WHAT THE EXERCISE ASKS: Render the material again word for word, skipping the pictures in it.
────
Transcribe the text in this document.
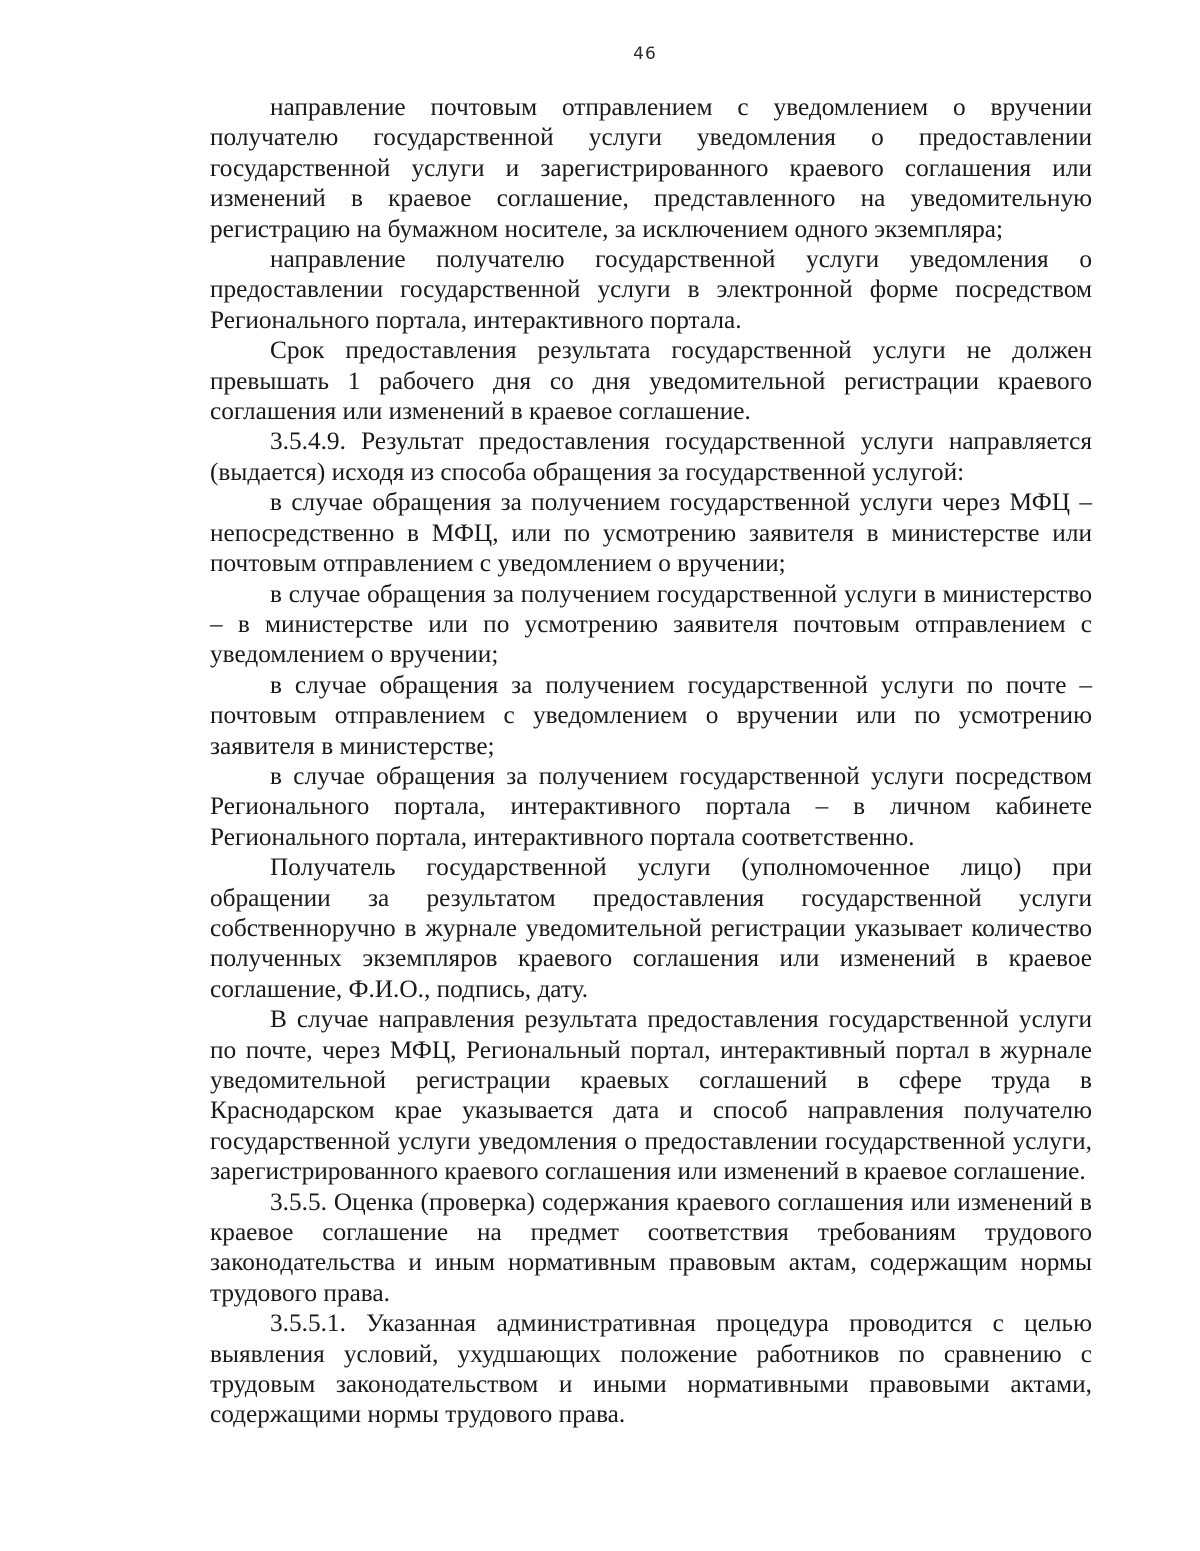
46

направление почтовым отправлением с уведомлением о вручении получателю государственной услуги уведомления о предоставлении государственной услуги и зарегистрированного краевого соглашения или изменений в краевое соглашение, представленного на уведомительную регистрацию на бумажном носителе, за исключением одного экземпляра;

направление получателю государственной услуги уведомления о предоставлении государственной услуги в электронной форме посредством Регионального портала, интерактивного портала.

Срок предоставления результата государственной услуги не должен превышать 1 рабочего дня со дня уведомительной регистрации краевого соглашения или изменений в краевое соглашение.

3.5.4.9. Результат предоставления государственной услуги направляется (выдается) исходя из способа обращения за государственной услугой:

в случае обращения за получением государственной услуги через МФЦ – непосредственно в МФЦ, или по усмотрению заявителя в министерстве или почтовым отправлением с уведомлением о вручении;

в случае обращения за получением государственной услуги в министерство – в министерстве или по усмотрению заявителя почтовым отправлением с уведомлением о вручении;

в случае обращения за получением государственной услуги по почте – почтовым отправлением с уведомлением о вручении или по усмотрению заявителя в министерстве;

в случае обращения за получением государственной услуги посредством Регионального портала, интерактивного портала – в личном кабинете Регионального портала, интерактивного портала соответственно.

Получатель государственной услуги (уполномоченное лицо) при обращении за результатом предоставления государственной услуги собственноручно в журнале уведомительной регистрации указывает количество полученных экземпляров краевого соглашения или изменений в краевое соглашение, Ф.И.О., подпись, дату.

В случае направления результата предоставления государственной услуги по почте, через МФЦ, Региональный портал, интерактивный портал в журнале уведомительной регистрации краевых соглашений в сфере труда в Краснодарском крае указывается дата и способ направления получателю государственной услуги уведомления о предоставлении государственной услуги, зарегистрированного краевого соглашения или изменений в краевое соглашение.

3.5.5. Оценка (проверка) содержания краевого соглашения или изменений в краевое соглашение на предмет соответствия требованиям трудового законодательства и иным нормативным правовым актам, содержащим нормы трудового права.

3.5.5.1. Указанная административная процедура проводится с целью выявления условий, ухудшающих положение работников по сравнению с трудовым законодательством и иными нормативными правовыми актами, содержащими нормы трудового права.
────
SOLUTION TO THE PROBLEM:
Transcribe the text in this document.
46

направление почтовым отправлением с уведомлением о вручении получателю государственной услуги уведомления о предоставлении государственной услуги и зарегистрированного краевого соглашения или изменений в краевое соглашение, представленного на уведомительную регистрацию на бумажном носителе, за исключением одного экземпляра;

направление получателю государственной услуги уведомления о предоставлении государственной услуги в электронной форме посредством Регионального портала, интерактивного портала.

Срок предоставления результата государственной услуги не должен превышать 1 рабочего дня со дня уведомительной регистрации краевого соглашения или изменений в краевое соглашение.

3.5.4.9. Результат предоставления государственной услуги направляется (выдается) исходя из способа обращения за государственной услугой:

в случае обращения за получением государственной услуги через МФЦ – непосредственно в МФЦ, или по усмотрению заявителя в министерстве или почтовым отправлением с уведомлением о вручении;

в случае обращения за получением государственной услуги в министерство – в министерстве или по усмотрению заявителя почтовым отправлением с уведомлением о вручении;

в случае обращения за получением государственной услуги по почте – почтовым отправлением с уведомлением о вручении или по усмотрению заявителя в министерстве;

в случае обращения за получением государственной услуги посредством Регионального портала, интерактивного портала – в личном кабинете Регионального портала, интерактивного портала соответственно.

Получатель государственной услуги (уполномоченное лицо) при обращении за результатом предоставления государственной услуги собственноручно в журнале уведомительной регистрации указывает количество полученных экземпляров краевого соглашения или изменений в краевое соглашение, Ф.И.О., подпись, дату.

В случае направления результата предоставления государственной услуги по почте, через МФЦ, Региональный портал, интерактивный портал в журнале уведомительной регистрации краевых соглашений в сфере труда в Краснодарском крае указывается дата и способ направления получателю государственной услуги уведомления о предоставлении государственной услуги, зарегистрированного краевого соглашения или изменений в краевое соглашение.

3.5.5. Оценка (проверка) содержания краевого соглашения или изменений в краевое соглашение на предмет соответствия требованиям трудового законодательства и иным нормативным правовым актам, содержащим нормы трудового права.

3.5.5.1. Указанная административная процедура проводится с целью выявления условий, ухудшающих положение работников по сравнению с трудовым законодательством и иными нормативными правовыми актами, содержащими нормы трудового права.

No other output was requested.